(Layout coordinate data)
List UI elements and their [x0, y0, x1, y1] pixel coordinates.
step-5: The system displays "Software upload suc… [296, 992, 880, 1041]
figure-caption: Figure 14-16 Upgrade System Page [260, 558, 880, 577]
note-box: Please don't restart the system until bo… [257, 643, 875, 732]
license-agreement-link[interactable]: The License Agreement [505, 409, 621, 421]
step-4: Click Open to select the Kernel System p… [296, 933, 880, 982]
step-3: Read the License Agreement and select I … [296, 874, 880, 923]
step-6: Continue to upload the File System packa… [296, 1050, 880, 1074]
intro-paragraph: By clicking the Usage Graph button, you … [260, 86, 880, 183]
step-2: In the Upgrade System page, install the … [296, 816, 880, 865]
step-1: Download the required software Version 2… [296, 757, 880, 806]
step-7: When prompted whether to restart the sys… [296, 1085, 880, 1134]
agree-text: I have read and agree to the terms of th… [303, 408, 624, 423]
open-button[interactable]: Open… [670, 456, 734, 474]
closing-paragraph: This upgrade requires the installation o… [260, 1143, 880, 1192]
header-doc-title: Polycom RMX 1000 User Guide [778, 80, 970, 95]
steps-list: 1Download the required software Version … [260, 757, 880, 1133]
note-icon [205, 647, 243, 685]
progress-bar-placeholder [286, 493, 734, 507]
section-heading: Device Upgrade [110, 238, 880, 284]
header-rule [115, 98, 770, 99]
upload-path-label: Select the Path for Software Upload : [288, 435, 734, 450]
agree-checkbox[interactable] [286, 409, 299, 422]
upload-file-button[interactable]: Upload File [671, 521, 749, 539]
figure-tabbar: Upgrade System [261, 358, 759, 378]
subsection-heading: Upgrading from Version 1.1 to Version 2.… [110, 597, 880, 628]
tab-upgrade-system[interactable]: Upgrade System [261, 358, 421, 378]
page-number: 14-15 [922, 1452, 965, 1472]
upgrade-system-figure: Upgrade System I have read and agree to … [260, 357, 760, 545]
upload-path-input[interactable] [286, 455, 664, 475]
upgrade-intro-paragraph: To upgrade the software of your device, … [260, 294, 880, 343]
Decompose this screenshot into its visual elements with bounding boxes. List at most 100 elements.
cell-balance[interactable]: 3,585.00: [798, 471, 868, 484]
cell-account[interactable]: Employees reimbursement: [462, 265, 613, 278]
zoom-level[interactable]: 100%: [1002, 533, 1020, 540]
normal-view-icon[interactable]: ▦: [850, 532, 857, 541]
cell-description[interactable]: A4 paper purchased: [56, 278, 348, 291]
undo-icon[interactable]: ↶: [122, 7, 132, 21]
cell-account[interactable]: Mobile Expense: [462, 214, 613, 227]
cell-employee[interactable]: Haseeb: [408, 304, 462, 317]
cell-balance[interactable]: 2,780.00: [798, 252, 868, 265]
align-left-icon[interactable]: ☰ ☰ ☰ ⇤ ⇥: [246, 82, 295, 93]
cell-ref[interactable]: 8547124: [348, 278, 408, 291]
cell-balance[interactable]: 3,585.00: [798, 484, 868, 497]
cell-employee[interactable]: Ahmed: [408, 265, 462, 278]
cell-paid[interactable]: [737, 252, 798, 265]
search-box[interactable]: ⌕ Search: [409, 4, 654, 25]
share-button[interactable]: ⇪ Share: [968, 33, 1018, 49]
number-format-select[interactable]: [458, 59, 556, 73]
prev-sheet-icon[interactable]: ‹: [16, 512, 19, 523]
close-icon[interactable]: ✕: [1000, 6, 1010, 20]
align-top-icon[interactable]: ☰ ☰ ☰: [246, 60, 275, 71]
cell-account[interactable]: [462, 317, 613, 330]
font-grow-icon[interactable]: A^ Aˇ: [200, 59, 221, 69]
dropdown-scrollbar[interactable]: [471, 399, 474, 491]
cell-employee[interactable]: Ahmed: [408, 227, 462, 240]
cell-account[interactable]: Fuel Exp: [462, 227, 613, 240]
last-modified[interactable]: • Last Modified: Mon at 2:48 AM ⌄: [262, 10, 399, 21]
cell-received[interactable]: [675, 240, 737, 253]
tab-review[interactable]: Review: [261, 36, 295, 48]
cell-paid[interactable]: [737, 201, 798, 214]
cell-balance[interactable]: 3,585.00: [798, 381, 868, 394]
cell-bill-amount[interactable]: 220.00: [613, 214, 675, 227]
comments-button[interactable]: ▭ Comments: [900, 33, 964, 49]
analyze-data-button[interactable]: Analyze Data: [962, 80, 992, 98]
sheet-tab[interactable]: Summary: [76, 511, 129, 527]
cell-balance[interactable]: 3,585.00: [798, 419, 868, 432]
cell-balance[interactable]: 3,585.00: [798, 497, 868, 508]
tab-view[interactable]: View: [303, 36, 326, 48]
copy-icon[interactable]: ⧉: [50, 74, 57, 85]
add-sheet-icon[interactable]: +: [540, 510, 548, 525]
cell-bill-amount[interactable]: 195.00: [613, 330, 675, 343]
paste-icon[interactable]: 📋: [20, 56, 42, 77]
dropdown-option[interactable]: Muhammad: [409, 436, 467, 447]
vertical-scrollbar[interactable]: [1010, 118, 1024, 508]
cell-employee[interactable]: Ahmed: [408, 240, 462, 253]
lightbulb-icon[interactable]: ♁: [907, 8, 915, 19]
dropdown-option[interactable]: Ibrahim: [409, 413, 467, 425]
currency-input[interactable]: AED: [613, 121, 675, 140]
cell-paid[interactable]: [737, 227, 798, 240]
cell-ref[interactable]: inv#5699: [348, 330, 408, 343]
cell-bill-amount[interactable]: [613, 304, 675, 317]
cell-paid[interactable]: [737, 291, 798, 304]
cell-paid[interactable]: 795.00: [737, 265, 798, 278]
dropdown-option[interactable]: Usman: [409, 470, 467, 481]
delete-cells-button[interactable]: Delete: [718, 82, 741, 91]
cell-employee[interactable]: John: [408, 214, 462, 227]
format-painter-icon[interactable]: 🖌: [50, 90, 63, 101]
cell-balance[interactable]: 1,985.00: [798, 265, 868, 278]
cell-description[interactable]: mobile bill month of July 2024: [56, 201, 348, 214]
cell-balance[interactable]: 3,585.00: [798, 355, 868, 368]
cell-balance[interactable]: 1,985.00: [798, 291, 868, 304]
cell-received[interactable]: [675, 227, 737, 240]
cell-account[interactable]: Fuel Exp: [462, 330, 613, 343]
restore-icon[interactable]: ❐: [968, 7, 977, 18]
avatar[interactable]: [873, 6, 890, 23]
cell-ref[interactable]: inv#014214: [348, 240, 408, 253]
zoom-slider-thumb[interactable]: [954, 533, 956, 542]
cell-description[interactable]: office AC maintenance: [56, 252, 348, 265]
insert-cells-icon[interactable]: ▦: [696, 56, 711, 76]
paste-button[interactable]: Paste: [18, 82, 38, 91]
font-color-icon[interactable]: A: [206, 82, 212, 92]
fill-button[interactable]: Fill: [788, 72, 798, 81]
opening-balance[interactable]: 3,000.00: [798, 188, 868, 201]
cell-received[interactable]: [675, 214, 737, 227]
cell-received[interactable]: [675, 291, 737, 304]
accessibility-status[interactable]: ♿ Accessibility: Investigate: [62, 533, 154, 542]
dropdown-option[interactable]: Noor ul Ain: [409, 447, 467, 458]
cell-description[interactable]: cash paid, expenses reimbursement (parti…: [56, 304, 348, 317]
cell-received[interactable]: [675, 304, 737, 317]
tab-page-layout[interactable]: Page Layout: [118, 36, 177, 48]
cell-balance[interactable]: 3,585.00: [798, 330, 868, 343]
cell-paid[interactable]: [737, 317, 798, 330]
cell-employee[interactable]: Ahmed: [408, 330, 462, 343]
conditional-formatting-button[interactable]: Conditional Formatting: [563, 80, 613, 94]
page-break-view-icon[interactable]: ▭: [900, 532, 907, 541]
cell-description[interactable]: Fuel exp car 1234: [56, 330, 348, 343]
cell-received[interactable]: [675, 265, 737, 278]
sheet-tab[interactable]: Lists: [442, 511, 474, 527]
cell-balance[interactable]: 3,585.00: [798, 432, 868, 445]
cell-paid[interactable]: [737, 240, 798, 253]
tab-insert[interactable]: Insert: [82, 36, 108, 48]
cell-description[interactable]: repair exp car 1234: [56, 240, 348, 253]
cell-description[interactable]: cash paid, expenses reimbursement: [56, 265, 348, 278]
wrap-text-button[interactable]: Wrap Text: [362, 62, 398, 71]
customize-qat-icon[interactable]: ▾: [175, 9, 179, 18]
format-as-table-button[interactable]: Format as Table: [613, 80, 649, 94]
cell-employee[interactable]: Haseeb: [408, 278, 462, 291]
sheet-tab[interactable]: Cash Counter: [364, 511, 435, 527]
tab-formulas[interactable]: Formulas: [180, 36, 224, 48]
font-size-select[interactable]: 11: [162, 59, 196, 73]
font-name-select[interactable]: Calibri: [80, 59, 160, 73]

→ Work instructions
Please copy everything from the start of the records down to the line containing "license-agreement-link[interactable]: The License", with both ends included.

→ Answer below
List UI elements and their [x0, y0, x1, y1] pixel coordinates.
step-5: The system displays "Software upload suc… [296, 992, 880, 1041]
figure-caption: Figure 14-16 Upgrade System Page [260, 558, 880, 577]
note-box: Please don't restart the system until bo… [257, 643, 875, 732]
license-agreement-link[interactable]: The License Agreement [505, 409, 621, 421]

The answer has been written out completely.